◆ **Stated task**: Format the material from its first line through the line containing "- menu-view[interactable]: View: [189, 1, 217, 15]" as a numbered list, and leave out any blank lines.

Collected data entries
____________
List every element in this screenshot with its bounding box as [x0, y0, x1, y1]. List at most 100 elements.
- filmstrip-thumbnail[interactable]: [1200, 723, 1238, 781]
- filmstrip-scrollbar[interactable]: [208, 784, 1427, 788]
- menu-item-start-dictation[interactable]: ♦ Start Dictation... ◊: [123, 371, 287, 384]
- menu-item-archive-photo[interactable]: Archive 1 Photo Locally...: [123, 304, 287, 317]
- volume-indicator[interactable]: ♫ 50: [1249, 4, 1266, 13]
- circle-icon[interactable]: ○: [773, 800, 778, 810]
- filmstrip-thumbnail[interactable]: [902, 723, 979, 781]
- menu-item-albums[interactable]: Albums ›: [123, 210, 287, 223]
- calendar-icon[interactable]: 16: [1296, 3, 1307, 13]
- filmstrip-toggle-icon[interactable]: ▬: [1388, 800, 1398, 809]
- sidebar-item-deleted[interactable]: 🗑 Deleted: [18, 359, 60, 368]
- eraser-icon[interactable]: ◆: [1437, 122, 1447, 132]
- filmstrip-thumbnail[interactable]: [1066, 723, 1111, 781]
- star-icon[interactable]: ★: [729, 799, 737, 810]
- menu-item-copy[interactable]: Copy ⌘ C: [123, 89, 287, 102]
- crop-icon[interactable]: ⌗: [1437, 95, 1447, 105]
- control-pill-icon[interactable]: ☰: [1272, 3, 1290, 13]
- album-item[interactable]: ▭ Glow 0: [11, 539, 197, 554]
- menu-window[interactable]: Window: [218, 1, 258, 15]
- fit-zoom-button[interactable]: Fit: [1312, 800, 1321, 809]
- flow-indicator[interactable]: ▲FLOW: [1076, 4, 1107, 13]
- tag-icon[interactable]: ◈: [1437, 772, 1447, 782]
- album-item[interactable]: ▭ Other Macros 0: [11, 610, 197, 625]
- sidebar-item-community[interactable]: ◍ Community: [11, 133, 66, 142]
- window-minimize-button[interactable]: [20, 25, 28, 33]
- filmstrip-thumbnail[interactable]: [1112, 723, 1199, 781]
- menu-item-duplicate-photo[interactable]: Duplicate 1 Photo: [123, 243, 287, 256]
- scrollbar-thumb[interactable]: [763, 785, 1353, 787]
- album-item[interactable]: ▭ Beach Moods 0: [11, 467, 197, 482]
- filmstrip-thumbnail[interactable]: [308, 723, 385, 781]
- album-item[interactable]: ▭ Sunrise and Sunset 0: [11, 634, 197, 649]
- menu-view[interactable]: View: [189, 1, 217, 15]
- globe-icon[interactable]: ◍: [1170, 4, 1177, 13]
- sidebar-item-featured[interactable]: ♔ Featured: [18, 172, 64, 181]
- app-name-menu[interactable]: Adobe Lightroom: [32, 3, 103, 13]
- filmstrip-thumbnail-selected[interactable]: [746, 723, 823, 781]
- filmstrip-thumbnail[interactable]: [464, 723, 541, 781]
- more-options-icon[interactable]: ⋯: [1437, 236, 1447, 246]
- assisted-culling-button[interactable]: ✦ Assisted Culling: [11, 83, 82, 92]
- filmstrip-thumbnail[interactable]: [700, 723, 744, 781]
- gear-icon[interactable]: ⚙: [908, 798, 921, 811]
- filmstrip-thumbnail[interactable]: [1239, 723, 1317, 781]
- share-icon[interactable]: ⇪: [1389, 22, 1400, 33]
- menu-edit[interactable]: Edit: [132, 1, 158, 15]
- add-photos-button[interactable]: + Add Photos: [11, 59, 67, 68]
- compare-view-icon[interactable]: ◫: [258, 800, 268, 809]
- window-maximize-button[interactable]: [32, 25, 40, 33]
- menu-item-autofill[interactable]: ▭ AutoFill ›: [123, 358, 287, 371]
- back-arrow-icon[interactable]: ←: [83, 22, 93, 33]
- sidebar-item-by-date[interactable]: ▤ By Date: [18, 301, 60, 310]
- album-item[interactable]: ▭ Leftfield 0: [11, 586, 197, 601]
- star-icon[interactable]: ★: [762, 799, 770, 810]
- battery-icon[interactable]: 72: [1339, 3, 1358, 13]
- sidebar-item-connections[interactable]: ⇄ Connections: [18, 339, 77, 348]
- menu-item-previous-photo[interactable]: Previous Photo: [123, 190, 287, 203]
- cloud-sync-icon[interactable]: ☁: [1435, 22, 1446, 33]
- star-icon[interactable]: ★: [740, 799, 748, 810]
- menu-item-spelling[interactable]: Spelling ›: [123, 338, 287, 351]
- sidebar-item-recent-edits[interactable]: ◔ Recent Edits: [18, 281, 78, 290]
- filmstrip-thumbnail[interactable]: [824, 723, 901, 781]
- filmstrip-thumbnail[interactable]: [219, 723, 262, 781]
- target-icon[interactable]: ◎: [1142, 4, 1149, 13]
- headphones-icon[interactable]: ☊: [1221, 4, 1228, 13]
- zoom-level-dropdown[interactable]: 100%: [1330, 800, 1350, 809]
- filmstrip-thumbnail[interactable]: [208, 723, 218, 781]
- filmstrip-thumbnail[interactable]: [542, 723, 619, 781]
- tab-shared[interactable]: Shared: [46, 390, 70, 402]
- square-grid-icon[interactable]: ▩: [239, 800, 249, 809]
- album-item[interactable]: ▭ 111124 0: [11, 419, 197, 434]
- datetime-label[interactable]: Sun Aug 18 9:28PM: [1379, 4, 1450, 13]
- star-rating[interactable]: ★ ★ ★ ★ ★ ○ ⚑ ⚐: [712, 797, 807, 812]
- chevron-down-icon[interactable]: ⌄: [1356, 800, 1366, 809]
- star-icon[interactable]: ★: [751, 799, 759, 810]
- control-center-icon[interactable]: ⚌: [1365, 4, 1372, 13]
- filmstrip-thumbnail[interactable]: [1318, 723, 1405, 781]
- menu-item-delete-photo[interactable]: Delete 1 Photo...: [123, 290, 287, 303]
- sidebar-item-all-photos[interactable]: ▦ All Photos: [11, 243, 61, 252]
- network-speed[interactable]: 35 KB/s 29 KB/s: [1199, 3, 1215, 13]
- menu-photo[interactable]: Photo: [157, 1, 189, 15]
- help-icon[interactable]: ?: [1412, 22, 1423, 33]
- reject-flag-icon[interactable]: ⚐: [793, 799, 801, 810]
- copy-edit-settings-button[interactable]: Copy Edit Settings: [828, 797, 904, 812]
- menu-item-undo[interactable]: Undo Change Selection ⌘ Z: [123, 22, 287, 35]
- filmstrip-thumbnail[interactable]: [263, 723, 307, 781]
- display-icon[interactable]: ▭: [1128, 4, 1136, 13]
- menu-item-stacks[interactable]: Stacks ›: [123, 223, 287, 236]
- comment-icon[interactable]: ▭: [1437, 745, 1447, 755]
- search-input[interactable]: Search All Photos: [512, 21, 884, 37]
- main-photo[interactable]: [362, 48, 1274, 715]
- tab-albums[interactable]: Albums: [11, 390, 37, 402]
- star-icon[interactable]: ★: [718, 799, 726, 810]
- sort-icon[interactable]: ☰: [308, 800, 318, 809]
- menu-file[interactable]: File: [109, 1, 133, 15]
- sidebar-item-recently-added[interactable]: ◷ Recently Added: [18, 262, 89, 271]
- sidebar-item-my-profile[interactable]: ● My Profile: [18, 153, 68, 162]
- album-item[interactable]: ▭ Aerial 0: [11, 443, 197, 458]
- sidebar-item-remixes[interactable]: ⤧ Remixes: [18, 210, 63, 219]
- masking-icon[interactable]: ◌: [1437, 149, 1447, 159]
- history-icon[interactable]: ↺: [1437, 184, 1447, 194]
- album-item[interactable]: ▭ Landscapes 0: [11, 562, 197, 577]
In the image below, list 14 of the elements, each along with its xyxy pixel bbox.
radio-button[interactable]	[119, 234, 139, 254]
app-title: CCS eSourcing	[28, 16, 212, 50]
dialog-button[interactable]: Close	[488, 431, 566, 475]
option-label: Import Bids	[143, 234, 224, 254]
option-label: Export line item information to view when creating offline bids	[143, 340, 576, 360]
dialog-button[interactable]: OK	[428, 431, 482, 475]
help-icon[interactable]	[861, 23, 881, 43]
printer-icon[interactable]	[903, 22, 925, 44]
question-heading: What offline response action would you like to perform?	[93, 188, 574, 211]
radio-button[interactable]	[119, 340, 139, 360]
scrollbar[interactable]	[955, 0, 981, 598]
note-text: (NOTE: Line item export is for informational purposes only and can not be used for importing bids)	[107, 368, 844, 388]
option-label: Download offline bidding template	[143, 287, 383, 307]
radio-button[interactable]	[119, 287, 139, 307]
____________
◆ **Completed exercise**:
1. List every element in this screenshot with its bounding box as [x0, y0, x1, y1]. List at most 100 elements.
2. - filmstrip-thumbnail[interactable]: [1200, 723, 1238, 781]
3. - filmstrip-scrollbar[interactable]: [208, 784, 1427, 788]
4. - menu-item-start-dictation[interactable]: ♦ Start Dictation... ◊: [123, 371, 287, 384]
5. - menu-item-archive-photo[interactable]: Archive 1 Photo Locally...: [123, 304, 287, 317]
6. - volume-indicator[interactable]: ♫ 50: [1249, 4, 1266, 13]
7. - circle-icon[interactable]: ○: [773, 800, 778, 810]
8. - filmstrip-thumbnail[interactable]: [902, 723, 979, 781]
9. - menu-item-albums[interactable]: Albums ›: [123, 210, 287, 223]
10. - calendar-icon[interactable]: 16: [1296, 3, 1307, 13]
11. - filmstrip-toggle-icon[interactable]: ▬: [1388, 800, 1398, 809]
12. - sidebar-item-deleted[interactable]: 🗑 Deleted: [18, 359, 60, 368]
13. - eraser-icon[interactable]: ◆: [1437, 122, 1447, 132]
14. - filmstrip-thumbnail[interactable]: [1066, 723, 1111, 781]
15. - star-icon[interactable]: ★: [729, 799, 737, 810]
16. - menu-item-copy[interactable]: Copy ⌘ C: [123, 89, 287, 102]
17. - crop-icon[interactable]: ⌗: [1437, 95, 1447, 105]
18. - control-pill-icon[interactable]: ☰: [1272, 3, 1290, 13]
19. - album-item[interactable]: ▭ Glow 0: [11, 539, 197, 554]
20. - menu-window[interactable]: Window: [218, 1, 258, 15]
21. - fit-zoom-button[interactable]: Fit: [1312, 800, 1321, 809]
22. - flow-indicator[interactable]: ▲FLOW: [1076, 4, 1107, 13]
23. - tag-icon[interactable]: ◈: [1437, 772, 1447, 782]
24. - album-item[interactable]: ▭ Other Macros 0: [11, 610, 197, 625]
25. - sidebar-item-community[interactable]: ◍ Community: [11, 133, 66, 142]
26. - window-minimize-button[interactable]: [20, 25, 28, 33]
27. - filmstrip-thumbnail[interactable]: [1112, 723, 1199, 781]
28. - menu-item-duplicate-photo[interactable]: Duplicate 1 Photo: [123, 243, 287, 256]
29. - scrollbar-thumb[interactable]: [763, 785, 1353, 787]
30. - album-item[interactable]: ▭ Beach Moods 0: [11, 467, 197, 482]
31. - filmstrip-thumbnail[interactable]: [308, 723, 385, 781]
32. - album-item[interactable]: ▭ Sunrise and Sunset 0: [11, 634, 197, 649]
33. - menu-view[interactable]: View: [189, 1, 217, 15]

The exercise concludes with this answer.